- OBJECTIVE -
In the data below, find every line with the string "单晶电池片" and pull it out.
##### DATA LISTING #####
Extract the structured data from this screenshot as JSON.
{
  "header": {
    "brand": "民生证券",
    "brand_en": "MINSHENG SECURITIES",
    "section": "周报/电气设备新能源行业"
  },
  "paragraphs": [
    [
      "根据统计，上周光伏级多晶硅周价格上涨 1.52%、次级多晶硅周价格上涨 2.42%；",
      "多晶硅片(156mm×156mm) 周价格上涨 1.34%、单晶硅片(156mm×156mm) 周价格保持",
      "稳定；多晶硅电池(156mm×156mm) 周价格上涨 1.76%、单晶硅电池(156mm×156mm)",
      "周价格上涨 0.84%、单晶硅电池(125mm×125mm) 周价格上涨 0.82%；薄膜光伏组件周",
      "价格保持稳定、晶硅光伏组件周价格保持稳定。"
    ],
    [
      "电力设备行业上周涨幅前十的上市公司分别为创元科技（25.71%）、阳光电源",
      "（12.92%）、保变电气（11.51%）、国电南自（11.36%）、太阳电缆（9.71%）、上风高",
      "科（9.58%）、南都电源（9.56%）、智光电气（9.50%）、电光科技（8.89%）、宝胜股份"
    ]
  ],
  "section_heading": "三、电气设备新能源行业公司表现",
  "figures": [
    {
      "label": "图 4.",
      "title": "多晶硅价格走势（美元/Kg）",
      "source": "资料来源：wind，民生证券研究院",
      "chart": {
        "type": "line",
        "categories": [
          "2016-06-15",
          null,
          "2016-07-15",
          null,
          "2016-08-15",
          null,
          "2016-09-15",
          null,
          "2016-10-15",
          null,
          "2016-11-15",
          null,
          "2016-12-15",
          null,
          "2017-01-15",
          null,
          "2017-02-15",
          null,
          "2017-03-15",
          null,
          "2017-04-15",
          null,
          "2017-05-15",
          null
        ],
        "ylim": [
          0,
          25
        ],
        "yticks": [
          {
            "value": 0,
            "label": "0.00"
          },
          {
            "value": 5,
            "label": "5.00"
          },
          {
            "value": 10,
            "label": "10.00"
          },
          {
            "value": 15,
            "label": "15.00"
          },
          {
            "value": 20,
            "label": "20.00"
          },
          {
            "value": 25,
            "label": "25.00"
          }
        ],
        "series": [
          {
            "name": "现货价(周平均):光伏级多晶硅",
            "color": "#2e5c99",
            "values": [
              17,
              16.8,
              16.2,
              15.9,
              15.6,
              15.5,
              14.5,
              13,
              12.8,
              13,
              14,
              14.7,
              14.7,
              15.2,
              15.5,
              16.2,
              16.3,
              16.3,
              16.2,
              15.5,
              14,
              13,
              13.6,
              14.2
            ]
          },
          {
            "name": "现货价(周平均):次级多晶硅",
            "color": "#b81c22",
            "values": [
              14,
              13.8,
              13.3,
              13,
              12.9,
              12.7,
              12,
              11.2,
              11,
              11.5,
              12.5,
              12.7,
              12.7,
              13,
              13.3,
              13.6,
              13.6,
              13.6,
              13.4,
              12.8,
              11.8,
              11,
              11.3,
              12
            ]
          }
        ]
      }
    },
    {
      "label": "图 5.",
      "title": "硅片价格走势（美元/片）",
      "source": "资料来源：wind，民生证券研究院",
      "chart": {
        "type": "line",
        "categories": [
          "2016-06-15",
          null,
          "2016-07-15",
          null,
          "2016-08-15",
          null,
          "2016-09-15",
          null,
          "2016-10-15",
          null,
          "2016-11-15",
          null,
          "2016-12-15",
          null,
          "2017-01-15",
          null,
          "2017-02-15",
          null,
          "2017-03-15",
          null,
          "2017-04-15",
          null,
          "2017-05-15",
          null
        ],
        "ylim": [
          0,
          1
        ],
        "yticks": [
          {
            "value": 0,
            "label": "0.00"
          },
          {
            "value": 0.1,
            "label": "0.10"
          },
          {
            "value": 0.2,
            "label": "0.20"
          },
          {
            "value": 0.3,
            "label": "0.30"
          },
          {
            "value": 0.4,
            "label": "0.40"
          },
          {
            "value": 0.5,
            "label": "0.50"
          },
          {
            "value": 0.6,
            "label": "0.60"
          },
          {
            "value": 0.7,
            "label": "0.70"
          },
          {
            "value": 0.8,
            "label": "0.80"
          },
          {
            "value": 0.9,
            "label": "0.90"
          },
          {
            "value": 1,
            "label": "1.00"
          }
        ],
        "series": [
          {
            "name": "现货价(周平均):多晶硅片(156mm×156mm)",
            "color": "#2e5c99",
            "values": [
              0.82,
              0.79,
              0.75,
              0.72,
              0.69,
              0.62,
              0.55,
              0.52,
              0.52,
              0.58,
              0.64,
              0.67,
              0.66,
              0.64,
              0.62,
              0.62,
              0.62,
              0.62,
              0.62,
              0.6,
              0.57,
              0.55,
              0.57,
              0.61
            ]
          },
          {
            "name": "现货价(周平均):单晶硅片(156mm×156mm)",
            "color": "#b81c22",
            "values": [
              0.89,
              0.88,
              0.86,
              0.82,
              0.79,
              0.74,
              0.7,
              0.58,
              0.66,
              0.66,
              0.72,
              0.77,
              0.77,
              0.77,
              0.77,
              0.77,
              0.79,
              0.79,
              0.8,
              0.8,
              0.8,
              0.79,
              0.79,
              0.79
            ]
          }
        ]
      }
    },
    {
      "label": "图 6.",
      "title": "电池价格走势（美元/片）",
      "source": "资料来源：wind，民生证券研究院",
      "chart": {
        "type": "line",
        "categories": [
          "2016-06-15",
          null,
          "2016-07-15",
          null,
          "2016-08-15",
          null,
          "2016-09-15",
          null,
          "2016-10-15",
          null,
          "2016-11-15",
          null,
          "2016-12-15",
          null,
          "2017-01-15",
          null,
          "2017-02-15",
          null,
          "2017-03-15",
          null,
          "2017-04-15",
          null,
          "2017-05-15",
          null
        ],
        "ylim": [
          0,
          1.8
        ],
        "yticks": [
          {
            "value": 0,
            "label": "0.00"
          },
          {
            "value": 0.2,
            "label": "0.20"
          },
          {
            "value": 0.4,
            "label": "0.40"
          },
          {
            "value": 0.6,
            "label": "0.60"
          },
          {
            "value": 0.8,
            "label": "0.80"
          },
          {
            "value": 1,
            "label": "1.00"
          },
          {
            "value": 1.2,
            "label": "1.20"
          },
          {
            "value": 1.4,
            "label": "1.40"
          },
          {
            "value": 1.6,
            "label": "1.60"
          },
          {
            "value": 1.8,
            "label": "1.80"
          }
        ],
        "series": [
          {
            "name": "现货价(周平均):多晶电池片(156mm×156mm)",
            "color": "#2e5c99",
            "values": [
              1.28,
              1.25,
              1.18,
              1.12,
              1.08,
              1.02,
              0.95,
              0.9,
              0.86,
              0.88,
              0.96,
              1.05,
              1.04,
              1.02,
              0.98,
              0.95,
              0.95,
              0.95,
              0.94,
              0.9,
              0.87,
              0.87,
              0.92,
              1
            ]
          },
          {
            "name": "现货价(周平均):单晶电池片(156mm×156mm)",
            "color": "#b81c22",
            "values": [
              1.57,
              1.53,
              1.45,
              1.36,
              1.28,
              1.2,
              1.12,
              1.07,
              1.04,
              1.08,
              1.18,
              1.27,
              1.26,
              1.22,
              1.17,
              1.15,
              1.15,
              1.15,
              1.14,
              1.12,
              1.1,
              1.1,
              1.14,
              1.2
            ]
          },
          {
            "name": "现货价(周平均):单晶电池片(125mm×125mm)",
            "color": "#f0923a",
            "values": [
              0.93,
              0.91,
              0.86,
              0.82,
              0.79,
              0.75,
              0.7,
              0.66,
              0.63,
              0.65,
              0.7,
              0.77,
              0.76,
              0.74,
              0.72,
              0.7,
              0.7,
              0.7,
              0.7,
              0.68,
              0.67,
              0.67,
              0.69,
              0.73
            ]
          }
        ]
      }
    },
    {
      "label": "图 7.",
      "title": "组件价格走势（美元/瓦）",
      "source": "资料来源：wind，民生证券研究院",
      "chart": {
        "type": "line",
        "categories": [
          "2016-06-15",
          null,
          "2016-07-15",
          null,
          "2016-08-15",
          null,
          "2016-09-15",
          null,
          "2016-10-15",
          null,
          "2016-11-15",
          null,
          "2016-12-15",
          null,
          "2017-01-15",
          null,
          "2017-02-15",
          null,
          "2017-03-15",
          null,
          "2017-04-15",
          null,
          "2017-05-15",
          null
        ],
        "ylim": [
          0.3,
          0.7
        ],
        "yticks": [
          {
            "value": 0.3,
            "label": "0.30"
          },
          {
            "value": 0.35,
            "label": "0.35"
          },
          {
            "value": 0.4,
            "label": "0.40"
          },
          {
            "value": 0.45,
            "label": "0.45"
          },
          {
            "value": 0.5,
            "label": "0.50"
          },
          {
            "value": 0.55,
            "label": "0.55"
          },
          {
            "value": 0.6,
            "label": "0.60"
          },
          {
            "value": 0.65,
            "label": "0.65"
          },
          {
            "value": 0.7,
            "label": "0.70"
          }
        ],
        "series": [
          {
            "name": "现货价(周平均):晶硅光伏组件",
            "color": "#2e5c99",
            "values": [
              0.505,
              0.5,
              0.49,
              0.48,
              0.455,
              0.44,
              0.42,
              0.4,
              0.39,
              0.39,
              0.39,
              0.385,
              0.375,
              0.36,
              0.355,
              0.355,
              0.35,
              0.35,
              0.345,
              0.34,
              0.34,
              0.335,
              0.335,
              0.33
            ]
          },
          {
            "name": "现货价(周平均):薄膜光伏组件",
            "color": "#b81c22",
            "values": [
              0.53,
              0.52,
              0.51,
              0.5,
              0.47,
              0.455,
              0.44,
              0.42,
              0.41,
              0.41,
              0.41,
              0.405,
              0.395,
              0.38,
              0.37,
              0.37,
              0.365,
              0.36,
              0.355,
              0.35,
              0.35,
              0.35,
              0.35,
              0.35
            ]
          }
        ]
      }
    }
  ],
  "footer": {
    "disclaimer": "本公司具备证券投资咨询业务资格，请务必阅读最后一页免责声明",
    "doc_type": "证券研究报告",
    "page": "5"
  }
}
#####
- OUTPUT OF THE TASK -
            "name": "现货价(周平均):单晶电池片(156mm×156mm)",
            "name": "现货价(周平均):单晶电池片(125mm×125mm)",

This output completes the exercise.